§ DATA TO USE
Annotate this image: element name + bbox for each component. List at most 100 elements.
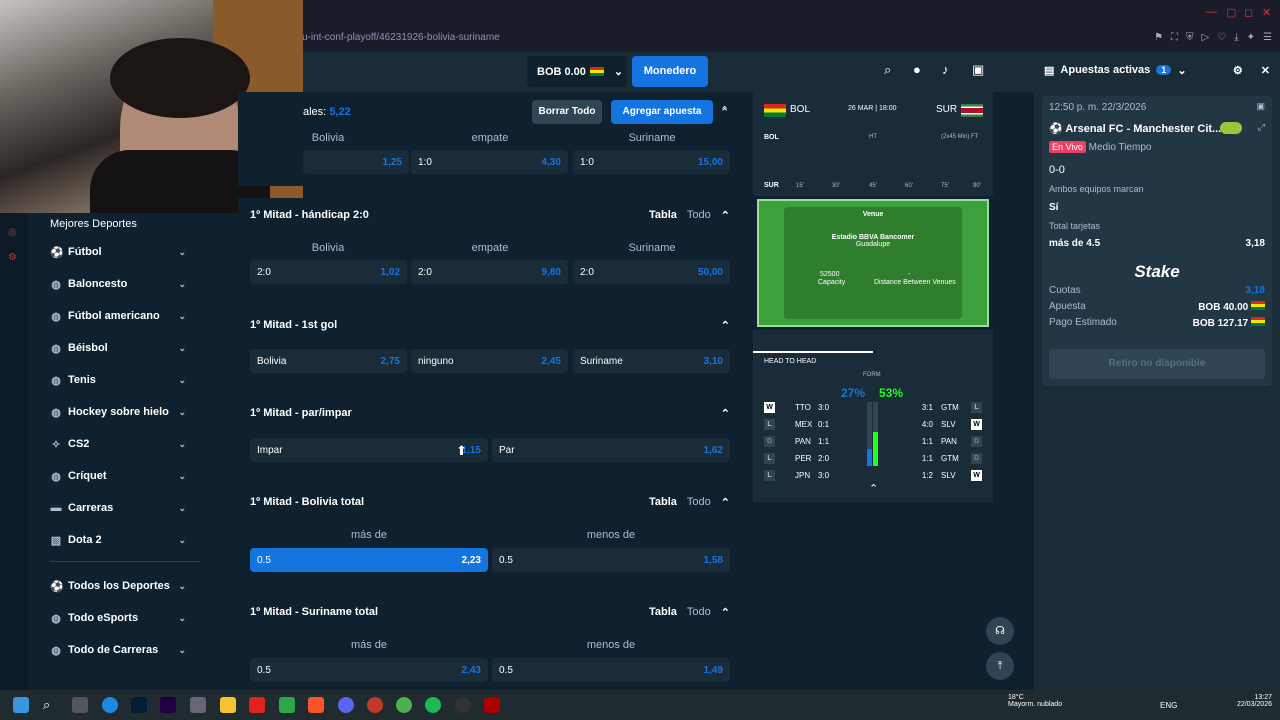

* * *

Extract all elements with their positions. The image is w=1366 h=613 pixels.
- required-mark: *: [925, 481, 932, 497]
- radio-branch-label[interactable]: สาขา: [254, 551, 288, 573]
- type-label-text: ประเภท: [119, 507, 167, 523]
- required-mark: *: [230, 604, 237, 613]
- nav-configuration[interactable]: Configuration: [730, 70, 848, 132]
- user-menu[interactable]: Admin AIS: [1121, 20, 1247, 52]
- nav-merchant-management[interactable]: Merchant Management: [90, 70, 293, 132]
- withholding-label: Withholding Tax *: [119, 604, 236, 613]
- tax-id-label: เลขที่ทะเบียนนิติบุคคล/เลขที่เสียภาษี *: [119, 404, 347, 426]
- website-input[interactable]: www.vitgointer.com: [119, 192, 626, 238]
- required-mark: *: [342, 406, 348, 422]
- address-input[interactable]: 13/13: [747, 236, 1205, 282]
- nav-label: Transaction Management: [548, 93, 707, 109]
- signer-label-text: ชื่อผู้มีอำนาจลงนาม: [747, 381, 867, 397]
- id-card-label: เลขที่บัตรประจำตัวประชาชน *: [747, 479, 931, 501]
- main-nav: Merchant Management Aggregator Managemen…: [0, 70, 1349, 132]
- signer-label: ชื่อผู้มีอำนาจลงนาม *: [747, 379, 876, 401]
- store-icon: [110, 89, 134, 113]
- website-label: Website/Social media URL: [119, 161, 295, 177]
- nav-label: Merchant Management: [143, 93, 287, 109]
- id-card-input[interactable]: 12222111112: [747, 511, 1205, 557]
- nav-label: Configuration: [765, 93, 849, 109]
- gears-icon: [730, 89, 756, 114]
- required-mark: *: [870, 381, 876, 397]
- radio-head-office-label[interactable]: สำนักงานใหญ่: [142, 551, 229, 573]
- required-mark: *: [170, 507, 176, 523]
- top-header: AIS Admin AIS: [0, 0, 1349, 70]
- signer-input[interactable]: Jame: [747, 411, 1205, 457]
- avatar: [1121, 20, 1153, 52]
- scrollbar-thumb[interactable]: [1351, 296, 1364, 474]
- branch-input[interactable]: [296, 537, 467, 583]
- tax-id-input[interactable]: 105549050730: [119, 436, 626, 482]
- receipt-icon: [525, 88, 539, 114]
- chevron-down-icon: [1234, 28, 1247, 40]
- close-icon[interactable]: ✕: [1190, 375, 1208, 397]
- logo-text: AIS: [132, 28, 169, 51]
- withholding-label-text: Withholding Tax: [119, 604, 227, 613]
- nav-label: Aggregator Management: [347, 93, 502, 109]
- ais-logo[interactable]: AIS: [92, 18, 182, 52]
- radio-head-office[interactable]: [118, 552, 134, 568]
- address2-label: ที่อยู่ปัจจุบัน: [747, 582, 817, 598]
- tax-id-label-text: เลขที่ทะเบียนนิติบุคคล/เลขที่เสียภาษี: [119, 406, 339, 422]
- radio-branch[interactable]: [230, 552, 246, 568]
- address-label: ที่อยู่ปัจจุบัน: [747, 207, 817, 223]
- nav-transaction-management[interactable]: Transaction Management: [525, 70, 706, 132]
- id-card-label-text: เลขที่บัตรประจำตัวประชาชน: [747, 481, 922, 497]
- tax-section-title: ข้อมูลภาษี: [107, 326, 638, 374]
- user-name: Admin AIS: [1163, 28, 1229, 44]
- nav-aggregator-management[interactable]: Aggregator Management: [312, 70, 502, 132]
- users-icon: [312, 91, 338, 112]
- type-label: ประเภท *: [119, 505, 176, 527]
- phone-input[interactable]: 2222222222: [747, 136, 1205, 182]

§ DESCRIPTION OF THE TASK
Recast the lines of the records as a Markdown table with the columns Row and Entry, starting at the line containing "Extract all elements" and ending at the line containing "- user-menu[interactable]: Admin". Number each line in Row, and leave out any blank lines.

§ ANSWER TO THIS PROBLEM
| Row | Entry |
|---|---|
| 1 | Extract all elements with their positions. The image is w=1366 h=613 pixels. |
| 2 | - required-mark: *: [925, 481, 932, 497] |
| 3 | - radio-branch-label[interactable]: สาขา: [254, 551, 288, 573] |
| 4 | - type-label-text: ประเภท: [119, 507, 167, 523] |
| 5 | - required-mark: *: [230, 604, 237, 613] |
| 6 | - nav-configuration[interactable]: Configuration: [730, 70, 848, 132] |
| 7 | - user-menu[interactable]: Admin AIS: [1121, 20, 1247, 52] |